Quand elles ne sont pas acquises, les œuvres présentées au Louvre Abu Dhabi sont généralement prêtées par des musées français partenaires…

En parallèle de la collection construire par acquisition, nous avons une politique de prêts très performante avec les musées français partenaires : le musée du Louvre, le musée d’Orsay et de l’Orangerie, le musée du quai Branly, la Bibliothèque nationale de France, le musée des arts asiatiques Guimet, le Château de Versailles, le musée Rodin, le musée de Cluny-Musée du Moyen-Age, le musée des Arts décoratifs, le musée d’archéologie-Saint Germain-en-Laye, le musée des Beaux-Arts de Lyon, le musée des Armées des Invalides ou le Centre Pompidou. En un seul lieu, nous devons réunir l’histoire de l’humanité qui est répartie aux quatre coins de Paris : l’impressionnisme au musée d’Orsay, le 20e siècle au centre Pompidou, les collections royales au Château de Versailles, l’Afrique, l’Océanie et les Amériques au musée du quai Branly ou l’Asie au Musée Guimet. Forcément, nous entretenons également des liens étroits avec les musées des Emirats arabes unis. Nous présentons une collection des sept Emirats pour représenter l’union à notre manière. L’œuvre d’Hassan Sharif présentée lors de l’exposition « Histoires de papiers » avait ainsi été prêtée par Sharjah Art Foundation. 

L'exposition Bollywood Superstars (25 janvier 2023 – 4 juin 2023) a été organisée en collaboration avec le musée du quai Branly, confirmant une nouvelle fois le dynamisme de vos partenariats…

Effectivement, à travers des œuvres importantes du cinéma indien, nous allons raconter la mythologie de l’Inde hindouiste à travers sa trinité divine et celle de l’Inde islamique. Notre ambition est non seulement de séduire la communauté indienne résidente aux Emirats arabes unis mais aussi les Arabes qui consomment Bollywood !

Comment opérez-vous le choix de vos expositions ?

C’est un long cheminement. Nous échangeons beaucoup avec l’Agence France – Muséums (AFM) et les musées français. La programmation culturelle doit faire sens et trouver des points de connexion entre le monde arabe et le monde occidental.

Le Louvre Abu Dhabi est-il un musée d’initiation à l’art ?

Le Louvre Abu Dhabi n’est pas un musée d’initiation à l’art : c’est un lieu pour assouvir sa curiosité de compréhension de l’humanité.

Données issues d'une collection

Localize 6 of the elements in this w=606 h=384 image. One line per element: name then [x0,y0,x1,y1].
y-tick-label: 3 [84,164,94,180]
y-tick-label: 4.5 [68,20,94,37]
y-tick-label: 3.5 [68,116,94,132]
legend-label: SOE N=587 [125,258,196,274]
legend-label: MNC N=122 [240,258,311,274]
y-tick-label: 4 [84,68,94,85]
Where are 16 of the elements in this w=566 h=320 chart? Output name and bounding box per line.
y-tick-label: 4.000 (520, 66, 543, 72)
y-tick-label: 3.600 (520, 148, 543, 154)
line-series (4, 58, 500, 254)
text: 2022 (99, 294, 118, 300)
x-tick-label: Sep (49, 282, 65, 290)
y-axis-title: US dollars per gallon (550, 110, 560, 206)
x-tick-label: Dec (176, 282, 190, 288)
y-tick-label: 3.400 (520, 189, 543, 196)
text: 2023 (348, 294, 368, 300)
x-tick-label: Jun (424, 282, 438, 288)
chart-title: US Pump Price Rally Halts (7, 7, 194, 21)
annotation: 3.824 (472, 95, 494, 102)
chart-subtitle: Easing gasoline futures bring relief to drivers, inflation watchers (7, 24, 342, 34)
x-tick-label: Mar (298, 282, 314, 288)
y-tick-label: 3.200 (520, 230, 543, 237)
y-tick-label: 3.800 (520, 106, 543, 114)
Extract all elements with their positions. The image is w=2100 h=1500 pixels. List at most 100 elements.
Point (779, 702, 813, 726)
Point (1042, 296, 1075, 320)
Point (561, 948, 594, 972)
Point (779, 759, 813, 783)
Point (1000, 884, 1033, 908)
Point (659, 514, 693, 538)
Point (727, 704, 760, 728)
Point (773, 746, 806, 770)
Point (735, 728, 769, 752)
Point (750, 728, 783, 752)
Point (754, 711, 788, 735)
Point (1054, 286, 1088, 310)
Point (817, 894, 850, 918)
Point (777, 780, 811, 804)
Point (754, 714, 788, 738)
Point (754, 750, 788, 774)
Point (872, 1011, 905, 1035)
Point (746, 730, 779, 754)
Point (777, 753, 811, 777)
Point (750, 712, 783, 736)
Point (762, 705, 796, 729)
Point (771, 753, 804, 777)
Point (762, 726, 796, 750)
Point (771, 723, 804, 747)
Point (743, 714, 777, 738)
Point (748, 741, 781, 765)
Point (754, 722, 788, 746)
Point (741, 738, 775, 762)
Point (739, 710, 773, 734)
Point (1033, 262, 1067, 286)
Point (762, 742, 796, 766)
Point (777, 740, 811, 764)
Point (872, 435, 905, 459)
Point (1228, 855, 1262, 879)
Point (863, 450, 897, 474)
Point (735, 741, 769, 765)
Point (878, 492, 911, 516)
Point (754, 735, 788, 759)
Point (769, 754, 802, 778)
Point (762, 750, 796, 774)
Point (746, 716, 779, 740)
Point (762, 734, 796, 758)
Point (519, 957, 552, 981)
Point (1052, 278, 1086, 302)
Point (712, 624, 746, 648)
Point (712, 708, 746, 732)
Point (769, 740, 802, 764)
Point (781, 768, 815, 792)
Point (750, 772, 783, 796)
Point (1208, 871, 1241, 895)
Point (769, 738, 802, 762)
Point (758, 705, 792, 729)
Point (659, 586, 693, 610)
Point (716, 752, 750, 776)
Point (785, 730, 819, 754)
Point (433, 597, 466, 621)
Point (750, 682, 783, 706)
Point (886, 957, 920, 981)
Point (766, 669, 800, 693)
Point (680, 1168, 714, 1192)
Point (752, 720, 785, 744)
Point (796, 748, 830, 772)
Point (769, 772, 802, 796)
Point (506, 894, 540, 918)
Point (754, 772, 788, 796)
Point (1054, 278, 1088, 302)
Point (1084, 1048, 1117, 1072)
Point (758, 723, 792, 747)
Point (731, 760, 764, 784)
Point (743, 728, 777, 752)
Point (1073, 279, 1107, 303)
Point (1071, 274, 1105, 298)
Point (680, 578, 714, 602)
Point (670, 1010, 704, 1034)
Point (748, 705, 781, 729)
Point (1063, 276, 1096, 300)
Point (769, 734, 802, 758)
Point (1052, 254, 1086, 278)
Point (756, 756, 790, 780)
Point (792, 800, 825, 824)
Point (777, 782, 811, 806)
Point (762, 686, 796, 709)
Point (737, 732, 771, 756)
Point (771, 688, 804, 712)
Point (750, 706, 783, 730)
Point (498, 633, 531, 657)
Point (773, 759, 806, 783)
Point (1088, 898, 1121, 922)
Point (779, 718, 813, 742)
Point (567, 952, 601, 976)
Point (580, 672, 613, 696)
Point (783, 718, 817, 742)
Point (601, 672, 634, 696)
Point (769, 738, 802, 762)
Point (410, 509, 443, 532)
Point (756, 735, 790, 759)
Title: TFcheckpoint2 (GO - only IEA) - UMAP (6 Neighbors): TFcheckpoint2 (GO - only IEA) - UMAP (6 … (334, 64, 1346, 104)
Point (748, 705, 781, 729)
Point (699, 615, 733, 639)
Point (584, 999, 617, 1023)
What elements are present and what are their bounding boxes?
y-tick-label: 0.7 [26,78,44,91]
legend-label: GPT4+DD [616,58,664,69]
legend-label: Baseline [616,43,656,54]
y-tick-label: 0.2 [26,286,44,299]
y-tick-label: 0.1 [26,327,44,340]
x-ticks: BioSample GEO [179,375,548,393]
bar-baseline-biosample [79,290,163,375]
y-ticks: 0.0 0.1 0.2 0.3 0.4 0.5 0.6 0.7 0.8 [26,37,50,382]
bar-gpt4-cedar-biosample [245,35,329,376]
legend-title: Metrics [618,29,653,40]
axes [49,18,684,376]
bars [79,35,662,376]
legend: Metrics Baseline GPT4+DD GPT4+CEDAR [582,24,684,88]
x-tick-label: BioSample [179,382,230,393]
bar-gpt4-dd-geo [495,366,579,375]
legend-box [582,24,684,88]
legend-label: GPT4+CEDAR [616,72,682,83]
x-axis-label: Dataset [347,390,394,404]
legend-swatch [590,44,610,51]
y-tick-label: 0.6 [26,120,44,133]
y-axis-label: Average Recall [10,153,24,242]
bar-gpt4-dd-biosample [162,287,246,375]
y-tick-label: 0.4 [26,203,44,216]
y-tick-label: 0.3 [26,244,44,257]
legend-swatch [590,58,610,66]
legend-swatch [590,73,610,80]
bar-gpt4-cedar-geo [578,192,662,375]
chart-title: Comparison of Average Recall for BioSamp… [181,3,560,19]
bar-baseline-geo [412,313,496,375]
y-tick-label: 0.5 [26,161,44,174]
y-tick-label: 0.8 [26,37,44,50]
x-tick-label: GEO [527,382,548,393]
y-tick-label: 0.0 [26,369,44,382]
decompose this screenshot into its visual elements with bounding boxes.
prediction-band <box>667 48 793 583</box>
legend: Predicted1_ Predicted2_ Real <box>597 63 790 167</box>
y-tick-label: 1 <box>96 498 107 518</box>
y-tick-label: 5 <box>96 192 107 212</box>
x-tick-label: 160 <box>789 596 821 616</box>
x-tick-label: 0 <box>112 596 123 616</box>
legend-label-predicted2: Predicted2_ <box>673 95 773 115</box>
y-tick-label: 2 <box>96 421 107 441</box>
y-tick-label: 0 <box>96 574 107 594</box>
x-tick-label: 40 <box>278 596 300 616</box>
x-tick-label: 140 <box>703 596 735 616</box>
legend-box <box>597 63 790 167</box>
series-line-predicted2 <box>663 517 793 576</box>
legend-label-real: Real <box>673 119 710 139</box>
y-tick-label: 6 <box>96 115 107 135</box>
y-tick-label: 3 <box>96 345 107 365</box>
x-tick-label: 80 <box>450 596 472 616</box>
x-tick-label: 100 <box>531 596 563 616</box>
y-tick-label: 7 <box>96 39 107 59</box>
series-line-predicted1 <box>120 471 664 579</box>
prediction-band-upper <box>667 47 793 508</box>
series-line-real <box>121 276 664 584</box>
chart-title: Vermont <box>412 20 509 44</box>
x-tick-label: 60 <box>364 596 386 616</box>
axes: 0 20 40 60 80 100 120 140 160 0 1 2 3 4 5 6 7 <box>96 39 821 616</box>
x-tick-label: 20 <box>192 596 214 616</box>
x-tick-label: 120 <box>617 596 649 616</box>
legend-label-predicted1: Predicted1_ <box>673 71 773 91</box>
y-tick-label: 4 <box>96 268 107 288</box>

> Questions sur l'extrait
(A) Reproduisez le passage de l'extrait sur le Louvre Abu Dhabi qui va de « L'exposition Bollywood Superstars » à « le monde occidental. ».
(B) Répondez aux questions suivantes d'après l'extrait sur le Louvre Abu Dhabi.
(i) Qui a prêté l'œuvre d'Hassan Sharif présentée lors de l'exposition « Histoires de papiers » ?
(ii) En collaboration avec quel musée l'exposition Bollywood Superstars a-t-elle été organisée ?
(iii) Avec quelle agence le Louvre Abu Dhabi échange-t-il beaucoup pour choisir ses expositions ?
On peut se passer des données fournies.

> Corrigé de l'exercice
(A)
L'exposition Bollywood Superstars (25 janvier 2023 – 4 juin 2023) a été organisée en collaboration avec le musée du quai Branly, confirmant une nouvelle fois le dynamisme de vos partenariats…

Effectivement, à travers des œuvres importantes du cinéma indien, nous allons raconter la mythologie de l’Inde hindouiste à travers sa trinité divine et celle de l’Inde islamique. Notre ambition est non seulement de séduire la communauté indienne résidente aux Emirats arabes unis mais aussi les Arabes qui consomment Bollywood !

Comment opérez-vous le choix de vos expositions ?

C’est un long cheminement. Nous échangeons beaucoup avec l’Agence France – Muséums (AFM) et les musées français. La programmation culturelle doit faire sens et trouver des points de connexion entre le monde arabe et le monde occidental.

(B)
(i) Sharjah Art Foundation.
(ii) Le musée du quai Branly.
(iii) L'Agence France – Muséums (AFM).